Can you extract, unchanged, the lines from the first one through the line containing "histogram-bar bbox=[1040, 343, 1070, 366]", inclusive?

[Element region listings]
-------

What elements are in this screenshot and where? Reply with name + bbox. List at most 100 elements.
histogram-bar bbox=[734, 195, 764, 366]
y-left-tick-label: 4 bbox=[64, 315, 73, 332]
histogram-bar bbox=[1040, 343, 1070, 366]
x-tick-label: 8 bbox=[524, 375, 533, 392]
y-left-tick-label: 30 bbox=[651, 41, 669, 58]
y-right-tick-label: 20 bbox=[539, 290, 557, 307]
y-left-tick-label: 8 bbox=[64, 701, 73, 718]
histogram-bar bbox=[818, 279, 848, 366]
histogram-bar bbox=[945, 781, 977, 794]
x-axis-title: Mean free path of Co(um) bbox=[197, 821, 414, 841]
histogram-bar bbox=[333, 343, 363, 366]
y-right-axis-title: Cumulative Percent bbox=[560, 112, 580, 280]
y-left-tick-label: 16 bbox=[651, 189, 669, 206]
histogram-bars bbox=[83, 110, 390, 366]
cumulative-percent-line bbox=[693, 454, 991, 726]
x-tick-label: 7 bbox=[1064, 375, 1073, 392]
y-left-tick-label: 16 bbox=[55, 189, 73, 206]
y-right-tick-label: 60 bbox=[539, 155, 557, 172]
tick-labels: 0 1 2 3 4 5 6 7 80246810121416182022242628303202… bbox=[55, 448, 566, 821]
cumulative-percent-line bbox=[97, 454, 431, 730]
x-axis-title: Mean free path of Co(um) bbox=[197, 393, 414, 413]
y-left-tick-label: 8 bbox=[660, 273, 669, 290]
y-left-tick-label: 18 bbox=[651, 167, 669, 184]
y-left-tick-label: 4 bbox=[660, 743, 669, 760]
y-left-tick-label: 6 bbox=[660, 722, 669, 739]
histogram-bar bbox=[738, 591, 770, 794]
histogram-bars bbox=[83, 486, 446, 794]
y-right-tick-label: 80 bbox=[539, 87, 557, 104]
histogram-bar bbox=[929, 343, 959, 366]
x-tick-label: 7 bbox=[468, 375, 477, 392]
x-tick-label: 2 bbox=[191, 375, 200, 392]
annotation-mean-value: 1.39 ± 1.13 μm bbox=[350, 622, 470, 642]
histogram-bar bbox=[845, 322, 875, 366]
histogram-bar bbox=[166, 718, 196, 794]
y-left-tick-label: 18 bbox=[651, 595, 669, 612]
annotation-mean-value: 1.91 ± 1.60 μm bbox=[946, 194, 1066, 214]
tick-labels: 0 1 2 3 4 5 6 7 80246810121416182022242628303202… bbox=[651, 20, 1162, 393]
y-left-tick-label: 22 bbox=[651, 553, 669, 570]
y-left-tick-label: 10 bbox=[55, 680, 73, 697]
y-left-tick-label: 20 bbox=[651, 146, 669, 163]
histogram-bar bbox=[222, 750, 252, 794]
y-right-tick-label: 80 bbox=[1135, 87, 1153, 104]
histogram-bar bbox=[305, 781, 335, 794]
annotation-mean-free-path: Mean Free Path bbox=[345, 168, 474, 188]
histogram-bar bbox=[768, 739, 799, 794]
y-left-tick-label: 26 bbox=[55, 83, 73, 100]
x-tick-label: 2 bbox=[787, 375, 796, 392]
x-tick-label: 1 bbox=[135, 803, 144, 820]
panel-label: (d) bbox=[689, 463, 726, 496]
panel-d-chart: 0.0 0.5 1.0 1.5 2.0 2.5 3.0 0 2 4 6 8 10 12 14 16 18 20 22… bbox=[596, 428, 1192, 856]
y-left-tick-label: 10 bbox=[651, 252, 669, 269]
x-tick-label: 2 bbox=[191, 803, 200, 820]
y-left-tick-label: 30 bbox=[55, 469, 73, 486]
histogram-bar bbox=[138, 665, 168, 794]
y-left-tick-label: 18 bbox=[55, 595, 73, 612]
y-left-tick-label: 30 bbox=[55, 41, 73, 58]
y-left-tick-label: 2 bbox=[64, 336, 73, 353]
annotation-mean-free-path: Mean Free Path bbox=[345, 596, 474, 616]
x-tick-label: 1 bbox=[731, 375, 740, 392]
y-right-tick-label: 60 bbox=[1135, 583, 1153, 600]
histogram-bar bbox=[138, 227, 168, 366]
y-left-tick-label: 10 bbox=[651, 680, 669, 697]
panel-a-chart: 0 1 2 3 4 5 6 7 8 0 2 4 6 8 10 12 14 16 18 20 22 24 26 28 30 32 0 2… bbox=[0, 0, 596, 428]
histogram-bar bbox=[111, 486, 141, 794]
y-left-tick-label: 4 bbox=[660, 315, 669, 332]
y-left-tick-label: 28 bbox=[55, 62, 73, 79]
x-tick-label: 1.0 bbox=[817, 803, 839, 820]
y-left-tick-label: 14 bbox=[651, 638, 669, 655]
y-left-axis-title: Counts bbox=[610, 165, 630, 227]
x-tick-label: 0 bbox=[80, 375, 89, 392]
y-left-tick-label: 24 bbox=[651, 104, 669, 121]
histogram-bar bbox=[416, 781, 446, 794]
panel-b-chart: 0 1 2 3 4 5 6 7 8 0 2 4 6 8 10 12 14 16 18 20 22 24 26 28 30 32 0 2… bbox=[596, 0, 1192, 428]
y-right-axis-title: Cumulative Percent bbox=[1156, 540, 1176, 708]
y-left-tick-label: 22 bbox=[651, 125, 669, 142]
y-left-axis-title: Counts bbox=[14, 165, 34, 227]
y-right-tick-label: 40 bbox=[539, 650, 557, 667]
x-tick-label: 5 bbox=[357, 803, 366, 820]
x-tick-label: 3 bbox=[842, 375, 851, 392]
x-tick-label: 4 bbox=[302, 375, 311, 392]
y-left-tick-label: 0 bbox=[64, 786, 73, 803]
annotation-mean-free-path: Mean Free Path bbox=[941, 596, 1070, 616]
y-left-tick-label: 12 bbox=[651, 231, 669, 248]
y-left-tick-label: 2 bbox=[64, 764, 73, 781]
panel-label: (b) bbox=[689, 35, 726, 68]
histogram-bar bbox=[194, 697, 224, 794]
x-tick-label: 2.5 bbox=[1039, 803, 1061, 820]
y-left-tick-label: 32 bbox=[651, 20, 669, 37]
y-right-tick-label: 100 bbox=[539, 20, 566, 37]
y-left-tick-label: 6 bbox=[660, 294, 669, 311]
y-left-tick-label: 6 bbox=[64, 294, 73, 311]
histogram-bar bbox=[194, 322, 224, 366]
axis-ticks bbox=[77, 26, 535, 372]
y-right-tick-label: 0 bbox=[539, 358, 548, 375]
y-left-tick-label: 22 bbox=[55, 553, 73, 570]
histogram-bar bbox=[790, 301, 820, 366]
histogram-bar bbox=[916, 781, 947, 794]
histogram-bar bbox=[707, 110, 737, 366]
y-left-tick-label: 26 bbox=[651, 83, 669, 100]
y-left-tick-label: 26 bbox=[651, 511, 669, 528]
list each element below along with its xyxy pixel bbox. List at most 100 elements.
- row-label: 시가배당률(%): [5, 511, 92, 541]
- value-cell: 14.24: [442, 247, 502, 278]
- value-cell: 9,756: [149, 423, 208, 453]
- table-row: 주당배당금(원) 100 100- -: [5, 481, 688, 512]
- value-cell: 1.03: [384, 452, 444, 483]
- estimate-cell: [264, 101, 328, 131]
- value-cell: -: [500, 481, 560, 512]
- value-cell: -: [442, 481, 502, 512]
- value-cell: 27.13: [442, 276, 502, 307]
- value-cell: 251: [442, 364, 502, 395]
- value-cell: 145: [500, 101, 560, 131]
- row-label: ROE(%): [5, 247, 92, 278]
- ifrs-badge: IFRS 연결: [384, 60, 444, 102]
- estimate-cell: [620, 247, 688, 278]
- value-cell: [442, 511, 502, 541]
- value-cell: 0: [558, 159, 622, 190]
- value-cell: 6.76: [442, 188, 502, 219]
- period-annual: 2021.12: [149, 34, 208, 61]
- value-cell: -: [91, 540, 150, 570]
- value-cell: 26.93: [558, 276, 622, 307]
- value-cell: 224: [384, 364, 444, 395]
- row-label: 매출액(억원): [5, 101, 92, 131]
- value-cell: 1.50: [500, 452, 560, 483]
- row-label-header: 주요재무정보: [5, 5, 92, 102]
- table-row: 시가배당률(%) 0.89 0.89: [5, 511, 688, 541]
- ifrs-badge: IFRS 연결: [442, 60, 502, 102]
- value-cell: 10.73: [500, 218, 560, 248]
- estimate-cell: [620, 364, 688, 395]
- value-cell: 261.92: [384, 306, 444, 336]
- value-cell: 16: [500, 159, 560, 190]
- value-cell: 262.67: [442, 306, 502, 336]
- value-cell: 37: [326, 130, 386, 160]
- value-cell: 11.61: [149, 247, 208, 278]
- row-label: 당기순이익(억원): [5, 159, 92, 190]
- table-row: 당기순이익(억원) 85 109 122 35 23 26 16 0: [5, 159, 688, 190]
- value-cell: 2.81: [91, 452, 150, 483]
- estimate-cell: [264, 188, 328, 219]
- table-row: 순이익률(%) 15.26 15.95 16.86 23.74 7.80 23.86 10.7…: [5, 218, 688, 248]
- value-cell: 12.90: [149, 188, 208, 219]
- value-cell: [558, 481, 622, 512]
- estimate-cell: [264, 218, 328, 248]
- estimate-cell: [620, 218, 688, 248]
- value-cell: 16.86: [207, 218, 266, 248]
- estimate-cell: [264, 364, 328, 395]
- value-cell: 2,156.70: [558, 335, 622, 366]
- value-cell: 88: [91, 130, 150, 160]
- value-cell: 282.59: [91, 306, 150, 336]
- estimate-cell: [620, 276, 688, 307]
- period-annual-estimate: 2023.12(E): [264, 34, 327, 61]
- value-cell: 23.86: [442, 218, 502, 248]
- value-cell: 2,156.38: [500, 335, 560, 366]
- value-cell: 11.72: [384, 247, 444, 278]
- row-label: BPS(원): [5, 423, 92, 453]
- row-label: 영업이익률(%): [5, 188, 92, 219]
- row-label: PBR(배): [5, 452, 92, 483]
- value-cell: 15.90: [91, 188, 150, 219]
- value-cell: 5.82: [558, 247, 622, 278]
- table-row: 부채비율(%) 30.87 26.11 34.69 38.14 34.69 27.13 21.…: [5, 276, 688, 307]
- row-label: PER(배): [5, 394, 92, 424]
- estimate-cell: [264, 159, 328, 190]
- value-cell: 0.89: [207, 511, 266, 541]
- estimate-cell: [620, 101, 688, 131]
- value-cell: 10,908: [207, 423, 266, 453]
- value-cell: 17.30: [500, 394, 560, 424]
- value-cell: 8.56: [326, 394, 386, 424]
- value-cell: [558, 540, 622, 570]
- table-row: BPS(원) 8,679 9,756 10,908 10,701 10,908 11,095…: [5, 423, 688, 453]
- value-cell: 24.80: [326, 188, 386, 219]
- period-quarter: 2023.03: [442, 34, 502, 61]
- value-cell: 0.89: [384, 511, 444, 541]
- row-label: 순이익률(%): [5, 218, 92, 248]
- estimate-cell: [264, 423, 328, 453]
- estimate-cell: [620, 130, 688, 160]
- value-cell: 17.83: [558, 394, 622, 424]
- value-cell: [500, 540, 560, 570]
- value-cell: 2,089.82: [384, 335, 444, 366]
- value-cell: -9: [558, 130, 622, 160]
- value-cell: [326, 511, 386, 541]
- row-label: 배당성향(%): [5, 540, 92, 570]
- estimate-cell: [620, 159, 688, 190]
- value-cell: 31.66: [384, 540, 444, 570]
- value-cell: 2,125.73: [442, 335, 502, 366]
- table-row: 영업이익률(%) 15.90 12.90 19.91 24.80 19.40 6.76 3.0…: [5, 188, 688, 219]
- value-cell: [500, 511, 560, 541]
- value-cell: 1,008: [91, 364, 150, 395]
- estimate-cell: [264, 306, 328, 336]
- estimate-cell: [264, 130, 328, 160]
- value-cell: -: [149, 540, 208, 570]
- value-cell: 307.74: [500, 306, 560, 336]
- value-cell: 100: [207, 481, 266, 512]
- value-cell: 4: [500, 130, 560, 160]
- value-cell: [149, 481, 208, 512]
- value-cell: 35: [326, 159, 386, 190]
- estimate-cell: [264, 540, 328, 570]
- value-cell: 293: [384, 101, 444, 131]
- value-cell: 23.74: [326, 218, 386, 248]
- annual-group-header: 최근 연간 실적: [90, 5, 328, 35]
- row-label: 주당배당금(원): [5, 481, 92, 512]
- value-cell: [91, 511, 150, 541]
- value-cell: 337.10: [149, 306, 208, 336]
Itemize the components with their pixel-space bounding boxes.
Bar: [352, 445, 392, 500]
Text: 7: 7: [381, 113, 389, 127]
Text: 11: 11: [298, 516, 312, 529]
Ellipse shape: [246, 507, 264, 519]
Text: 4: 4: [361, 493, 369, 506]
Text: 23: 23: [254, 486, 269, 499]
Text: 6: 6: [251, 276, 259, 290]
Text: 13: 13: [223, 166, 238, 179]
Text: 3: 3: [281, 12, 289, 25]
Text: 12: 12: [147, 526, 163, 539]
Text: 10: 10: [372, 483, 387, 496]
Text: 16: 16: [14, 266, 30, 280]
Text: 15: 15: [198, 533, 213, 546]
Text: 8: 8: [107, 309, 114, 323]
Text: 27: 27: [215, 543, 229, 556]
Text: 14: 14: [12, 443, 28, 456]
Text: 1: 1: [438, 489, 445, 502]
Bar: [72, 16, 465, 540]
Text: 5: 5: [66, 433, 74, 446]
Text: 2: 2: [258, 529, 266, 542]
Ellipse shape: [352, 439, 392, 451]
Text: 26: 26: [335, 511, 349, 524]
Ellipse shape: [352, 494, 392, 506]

-------

RESPONSE TO THIS EXERCISE:
What elements are in this screenshot and where? Reply with name + bbox. List at most 100 elements.
histogram-bar bbox=[734, 195, 764, 366]
y-left-tick-label: 4 bbox=[64, 315, 73, 332]
histogram-bar bbox=[1040, 343, 1070, 366]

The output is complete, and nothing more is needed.